-- start --
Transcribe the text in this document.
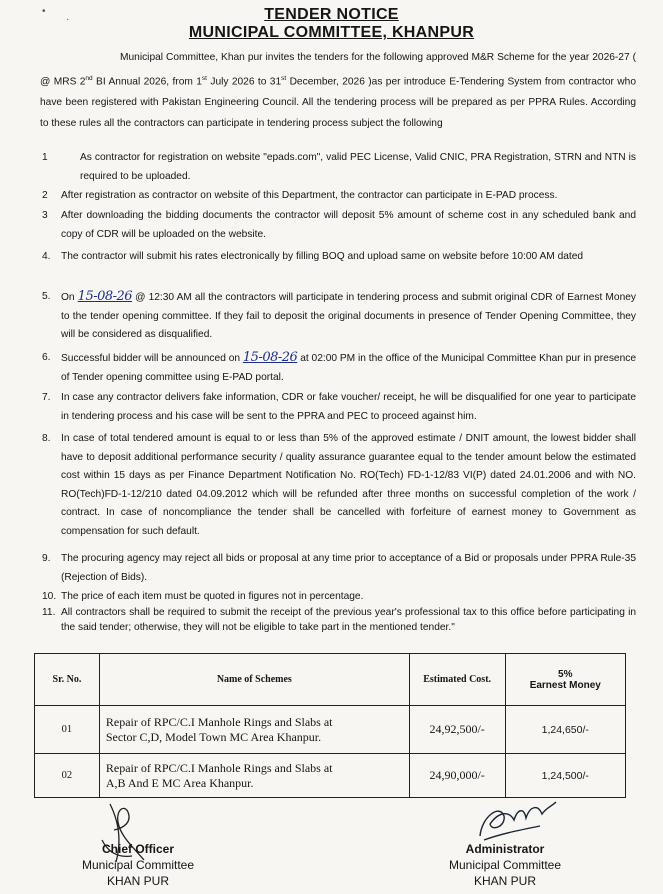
•
·	TENDER NOTICE
MUNICIPAL COMMITTEE, KHANPUR
Municipal Committee, Khan pur invites the tenders for the following approved M&R Scheme for the year 2026-27 ( @ MRS 2nd BI Annual 2026, from 1st July 2026 to 31st December, 2026 )as per introduce E-Tendering System from contractor who have been registered with Pakistan Engineering Council. All the tendering process will be prepared as per PPRA Rules. According to these rules all the contractors can participate in tendering process subject the following
1	As contractor for registration on website "epads.com", valid PEC License, Valid CNIC, PRA Registration, STRN and NTN is required to be uploaded.
2 After registration as contractor on website of this Department, the contractor can participate in E-PAD process.
3 After downloading the bidding documents the contractor will deposit 5% amount of scheme cost in any scheduled bank and copy of CDR will be uploaded on the website.
4. The contractor will submit his rates electronically by filling BOQ and upload same on website before 10:00 AM dated
5. On 15-08-26 @ 12:30 AM all the contractors will participate in tendering process and submit original CDR of Earnest Money to the tender opening committee. If they fail to deposit the original documents in presence of Tender Opening Committee, they will be considered as disqualified.
6. Successful bidder will be announced on 15-08-26 at 02:00 PM in the office of the Municipal Committee Khan pur in presence of Tender opening committee using E-PAD portal.
7. In case any contractor delivers fake information, CDR or fake voucher/ receipt, he will be disqualified for one year to participate in tendering process and his case will be sent to the PPRA and PEC to proceed against him.
8. In case of total tendered amount is equal to or less than 5% of the approved estimate / DNIT amount, the lowest bidder shall have to deposit additional performance security / quality assurance guarantee equal to the tender amount below the estimated cost within 15 days as per Finance Department Notification No. RO(Tech) FD-1-12/83 VI(P) dated 24.01.2006 and with NO. RO(Tech)FD-1-12/210 dated 04.09.2012 which will be refunded after three months on successful completion of the work / contract. In case of noncompliance the tender shall be cancelled with forfeiture of earnest money to Government as compensation for such default.
9. The procuring agency may reject all bids or proposal at any time prior to acceptance of a Bid or proposals under PPRA Rule-35 (Rejection of Bids).
10. The price of each item must be quoted in figures not in percentage.
11. All contractors shall be required to submit the receipt of the previous year's professional tax to this office before participating in the said tender; otherwise, they will not be eligible to take part in the mentioned tender."
Sr. No.	Name of Schemes	Estimated Cost.	5%
Earnest Money

01	Repair of RPC/C.I Manhole Rings and Slabs at
Sector C,D, Model Town MC Area Khanpur.	24,92,500/-	1,24,650/-
02	Repair of RPC/C.I Manhole Rings and Slabs at
A,B And E MC Area Khanpur.	24,90,000/-	1,24,500/-
Chief Officer
Municipal Committee
KHAN PUR
Administrator
Municipal Committee
KHAN PUR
-- end --
** Task to carry out **
Look through the records and gather each line with the word "this".

** Complete output **
Transcribe the text in this document.
2 After registration as contractor on website of this Department, the contractor can participate in E-PAD process.
11. All contractors shall be required to submit the receipt of the previous year's professional tax to this office before participating in the said tender; otherwise, they will not be eligible to take part in the mentioned tender."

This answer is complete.